-- Extracted text --
▬▬▬
Hello!
I am currently doing a few tests on Vector Search and Vector Embeddings and found that with a subset of 1.000 documents I have an index with the size of 15mb(+-). When I create a new Index for the vector embeddings, I get an index that has a total of 300mb (+-).
I took another subset of data to check the sizes, this time my subset was 10.000 documents and the dataset.size was 300mb (+-) the embedding size that came out of this was 6gb(+-). this is still a 20* increase.
This would mean for a dataset.size that is 100GB I would need 2TB of space?
The Index with vector embeddings has passages(/chunks) as explained here.
- Is there any way to decrease this?
(I guess taking a different approach to chunking could help but I already tried to optimize the script given in the blog) - Is this normal?
- Is this even more efficient than normal BM25 search?
(because of the insane size)
Below a more "off-topic" question:
I saw when the embeddings finished the index was way larger. after a while the index size decreased to the point where it is now. (almost 2x as large) I saw this happening with the 10.000 documents index. when the embeddings had finished it was around 7gb, after a while I saw the dataset.size go up to 11gb+ then it went down to 6gb.
▬▬▬
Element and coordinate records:
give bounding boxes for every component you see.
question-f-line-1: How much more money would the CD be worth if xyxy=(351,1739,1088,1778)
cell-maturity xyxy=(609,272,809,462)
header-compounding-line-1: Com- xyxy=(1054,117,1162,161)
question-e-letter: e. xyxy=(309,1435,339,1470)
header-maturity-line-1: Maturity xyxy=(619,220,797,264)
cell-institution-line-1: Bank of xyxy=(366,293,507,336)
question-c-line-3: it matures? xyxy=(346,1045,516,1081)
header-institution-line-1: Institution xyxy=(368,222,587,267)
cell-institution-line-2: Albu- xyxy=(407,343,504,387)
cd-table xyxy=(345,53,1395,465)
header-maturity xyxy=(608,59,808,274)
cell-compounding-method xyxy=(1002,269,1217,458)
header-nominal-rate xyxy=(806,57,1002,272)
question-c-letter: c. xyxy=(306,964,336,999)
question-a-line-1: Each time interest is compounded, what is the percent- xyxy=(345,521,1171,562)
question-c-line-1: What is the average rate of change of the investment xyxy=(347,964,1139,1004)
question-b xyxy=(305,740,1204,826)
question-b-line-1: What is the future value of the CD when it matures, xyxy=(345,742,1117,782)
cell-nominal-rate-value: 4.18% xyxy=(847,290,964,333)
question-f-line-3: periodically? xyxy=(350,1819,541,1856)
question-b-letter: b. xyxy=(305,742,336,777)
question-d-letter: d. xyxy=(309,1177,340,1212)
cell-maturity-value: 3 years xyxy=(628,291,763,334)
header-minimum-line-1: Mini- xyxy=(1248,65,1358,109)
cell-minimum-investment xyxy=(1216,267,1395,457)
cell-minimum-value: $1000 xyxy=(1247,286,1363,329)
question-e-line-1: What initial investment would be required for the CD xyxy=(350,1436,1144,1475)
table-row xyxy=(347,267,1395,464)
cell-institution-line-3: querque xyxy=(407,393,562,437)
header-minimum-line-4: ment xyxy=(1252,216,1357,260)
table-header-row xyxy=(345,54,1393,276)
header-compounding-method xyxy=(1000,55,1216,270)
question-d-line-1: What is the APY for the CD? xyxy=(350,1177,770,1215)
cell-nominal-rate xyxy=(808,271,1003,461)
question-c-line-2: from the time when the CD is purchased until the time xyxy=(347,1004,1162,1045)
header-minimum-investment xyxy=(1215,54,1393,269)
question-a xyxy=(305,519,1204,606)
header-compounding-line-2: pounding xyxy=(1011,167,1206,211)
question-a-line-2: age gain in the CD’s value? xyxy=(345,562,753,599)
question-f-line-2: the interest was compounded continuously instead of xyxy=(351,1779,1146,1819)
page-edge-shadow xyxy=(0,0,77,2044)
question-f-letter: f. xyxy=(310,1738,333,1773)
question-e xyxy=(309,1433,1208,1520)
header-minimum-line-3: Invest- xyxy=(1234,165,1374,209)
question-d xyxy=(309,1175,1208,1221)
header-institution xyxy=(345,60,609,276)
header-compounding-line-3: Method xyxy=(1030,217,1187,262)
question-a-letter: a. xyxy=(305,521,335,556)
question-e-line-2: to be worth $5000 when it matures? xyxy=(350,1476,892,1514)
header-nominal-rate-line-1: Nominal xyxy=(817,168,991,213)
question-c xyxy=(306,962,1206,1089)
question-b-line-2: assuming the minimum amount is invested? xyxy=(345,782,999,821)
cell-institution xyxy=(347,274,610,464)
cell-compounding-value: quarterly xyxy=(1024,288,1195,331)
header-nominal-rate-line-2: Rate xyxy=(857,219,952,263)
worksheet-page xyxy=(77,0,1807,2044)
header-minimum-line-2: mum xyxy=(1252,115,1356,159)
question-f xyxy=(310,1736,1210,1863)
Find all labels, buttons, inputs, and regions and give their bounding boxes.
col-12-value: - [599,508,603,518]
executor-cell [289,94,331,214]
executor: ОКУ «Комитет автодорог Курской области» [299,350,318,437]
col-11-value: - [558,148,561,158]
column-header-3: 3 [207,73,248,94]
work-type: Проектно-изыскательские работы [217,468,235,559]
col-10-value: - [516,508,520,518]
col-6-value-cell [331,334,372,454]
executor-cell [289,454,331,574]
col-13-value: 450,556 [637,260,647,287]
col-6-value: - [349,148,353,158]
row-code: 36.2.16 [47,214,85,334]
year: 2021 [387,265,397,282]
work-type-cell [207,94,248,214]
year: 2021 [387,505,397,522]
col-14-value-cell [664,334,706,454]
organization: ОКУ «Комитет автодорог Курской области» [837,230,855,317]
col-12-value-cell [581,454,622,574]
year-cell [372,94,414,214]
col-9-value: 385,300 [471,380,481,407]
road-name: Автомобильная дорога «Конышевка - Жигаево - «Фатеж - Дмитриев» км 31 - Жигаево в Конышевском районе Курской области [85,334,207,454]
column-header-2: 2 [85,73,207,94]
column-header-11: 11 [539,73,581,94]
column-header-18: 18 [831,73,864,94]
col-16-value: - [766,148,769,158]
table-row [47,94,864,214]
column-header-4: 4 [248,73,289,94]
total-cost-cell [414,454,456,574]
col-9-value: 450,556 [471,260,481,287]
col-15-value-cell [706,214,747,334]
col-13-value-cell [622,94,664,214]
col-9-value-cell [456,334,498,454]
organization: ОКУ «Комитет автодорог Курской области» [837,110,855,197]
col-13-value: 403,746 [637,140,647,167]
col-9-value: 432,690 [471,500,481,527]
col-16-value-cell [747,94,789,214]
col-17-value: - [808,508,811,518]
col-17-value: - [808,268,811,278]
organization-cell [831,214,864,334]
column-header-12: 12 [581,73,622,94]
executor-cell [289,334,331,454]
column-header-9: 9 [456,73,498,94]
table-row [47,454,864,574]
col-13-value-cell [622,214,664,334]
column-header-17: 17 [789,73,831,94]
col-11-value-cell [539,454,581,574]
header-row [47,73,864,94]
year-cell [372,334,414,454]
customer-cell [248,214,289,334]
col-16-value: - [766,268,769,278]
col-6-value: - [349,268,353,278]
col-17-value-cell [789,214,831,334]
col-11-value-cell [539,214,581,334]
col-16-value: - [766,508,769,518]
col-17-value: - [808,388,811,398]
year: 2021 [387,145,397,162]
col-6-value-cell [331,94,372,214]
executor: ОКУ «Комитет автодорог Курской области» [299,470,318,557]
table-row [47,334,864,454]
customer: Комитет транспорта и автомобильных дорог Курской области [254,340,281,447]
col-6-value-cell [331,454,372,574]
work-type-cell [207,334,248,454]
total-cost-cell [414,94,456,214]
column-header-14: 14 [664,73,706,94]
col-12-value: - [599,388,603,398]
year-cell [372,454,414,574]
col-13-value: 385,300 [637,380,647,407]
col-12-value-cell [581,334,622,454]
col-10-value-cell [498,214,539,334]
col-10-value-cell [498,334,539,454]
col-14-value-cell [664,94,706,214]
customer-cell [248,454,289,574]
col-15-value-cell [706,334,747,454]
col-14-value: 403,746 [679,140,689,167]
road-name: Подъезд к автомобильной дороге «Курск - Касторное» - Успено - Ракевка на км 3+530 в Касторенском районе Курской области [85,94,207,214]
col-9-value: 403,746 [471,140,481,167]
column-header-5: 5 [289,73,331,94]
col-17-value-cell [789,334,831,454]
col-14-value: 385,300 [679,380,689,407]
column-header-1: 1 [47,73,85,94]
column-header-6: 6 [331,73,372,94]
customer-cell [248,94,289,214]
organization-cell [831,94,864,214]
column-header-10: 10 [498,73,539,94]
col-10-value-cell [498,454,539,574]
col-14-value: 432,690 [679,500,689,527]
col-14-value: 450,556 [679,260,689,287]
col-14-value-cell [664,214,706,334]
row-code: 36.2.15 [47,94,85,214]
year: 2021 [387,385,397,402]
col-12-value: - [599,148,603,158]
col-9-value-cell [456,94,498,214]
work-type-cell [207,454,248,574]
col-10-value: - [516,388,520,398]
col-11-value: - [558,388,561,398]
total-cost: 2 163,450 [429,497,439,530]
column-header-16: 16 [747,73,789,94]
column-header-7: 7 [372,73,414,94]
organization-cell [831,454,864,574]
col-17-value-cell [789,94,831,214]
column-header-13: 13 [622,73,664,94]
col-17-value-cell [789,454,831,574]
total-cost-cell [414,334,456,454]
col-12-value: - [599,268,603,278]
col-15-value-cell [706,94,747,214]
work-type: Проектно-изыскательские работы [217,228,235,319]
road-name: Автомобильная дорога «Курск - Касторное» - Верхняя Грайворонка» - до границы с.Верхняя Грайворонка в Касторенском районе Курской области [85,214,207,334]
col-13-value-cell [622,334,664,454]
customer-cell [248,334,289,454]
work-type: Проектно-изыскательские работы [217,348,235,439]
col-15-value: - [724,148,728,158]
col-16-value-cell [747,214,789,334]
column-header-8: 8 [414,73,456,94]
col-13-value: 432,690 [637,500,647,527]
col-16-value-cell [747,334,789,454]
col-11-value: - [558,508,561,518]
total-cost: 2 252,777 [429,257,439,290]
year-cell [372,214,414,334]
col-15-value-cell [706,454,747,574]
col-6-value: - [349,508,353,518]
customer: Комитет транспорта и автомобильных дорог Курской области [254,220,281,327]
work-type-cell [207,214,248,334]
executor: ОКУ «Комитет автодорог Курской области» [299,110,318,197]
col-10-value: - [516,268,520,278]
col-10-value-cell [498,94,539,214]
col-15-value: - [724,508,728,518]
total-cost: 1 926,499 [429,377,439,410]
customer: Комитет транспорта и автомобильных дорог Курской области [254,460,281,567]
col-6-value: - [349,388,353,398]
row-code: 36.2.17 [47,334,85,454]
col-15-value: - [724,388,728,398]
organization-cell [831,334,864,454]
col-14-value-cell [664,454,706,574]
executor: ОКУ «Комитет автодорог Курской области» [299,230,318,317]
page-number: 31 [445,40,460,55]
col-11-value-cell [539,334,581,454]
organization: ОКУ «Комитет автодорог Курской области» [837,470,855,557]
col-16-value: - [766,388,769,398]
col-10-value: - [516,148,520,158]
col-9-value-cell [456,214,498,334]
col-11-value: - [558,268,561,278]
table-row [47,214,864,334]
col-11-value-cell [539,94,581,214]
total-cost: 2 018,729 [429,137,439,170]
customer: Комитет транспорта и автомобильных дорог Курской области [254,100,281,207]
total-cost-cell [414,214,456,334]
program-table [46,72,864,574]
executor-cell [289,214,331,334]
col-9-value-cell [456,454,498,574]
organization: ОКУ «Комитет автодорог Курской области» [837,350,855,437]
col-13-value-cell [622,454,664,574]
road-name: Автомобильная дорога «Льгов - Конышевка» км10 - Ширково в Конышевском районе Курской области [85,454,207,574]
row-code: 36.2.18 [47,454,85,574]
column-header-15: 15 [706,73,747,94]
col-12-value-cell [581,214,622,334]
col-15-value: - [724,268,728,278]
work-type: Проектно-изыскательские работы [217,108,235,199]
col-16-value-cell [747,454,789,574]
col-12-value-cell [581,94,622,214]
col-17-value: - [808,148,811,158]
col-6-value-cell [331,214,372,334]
▬▬▬
-- Challenge 1 --
In the forum post about vector embedding index size, roughly how large was the embedding index built from the subset of 10.000 documents?
-- Challenge 2 --
Quote the forum post on vector embedding index size, starting at the words "Below a more" and ending after "down to 6gb.".
-- Challenge 3 --
Write what comes next in the forum post about vector embedding index size, picking up after its last sentence.
You won't need the records.

-- Result 1 --
About 6gb.

-- Result 2 --
Below a more "off-topic" question:
I saw when the embeddings finished the index was way larger. after a while the index size decreased to the point where it is now. (almost 2x as large) I saw this happening with the 10.000 documents index. when the embeddings had finished it was around 7gb, after a while I saw the dataset.size go up to 11gb+ then it went down to 6gb.

-- Result 3 --
- My question here is what is happening that the size is way larger & why is it decreasing?
If this is not normal then what would I be doing wrong?
(I tested with a full index of text + vector embeddings.
I also tested with a separate index for just the vector embeddings.)
Ps. I used the E5 small model. I tested with others aswell however this was the smallest. for the same 15mb subset took the E5 large almost 800mb.
To summerize my questions:
- Is there any way to decrease the sizing?
- Is this normal?
- Is this still more efficient than normal search?
- What is happening behind the scenes with the index size?
Any help would be appreciated!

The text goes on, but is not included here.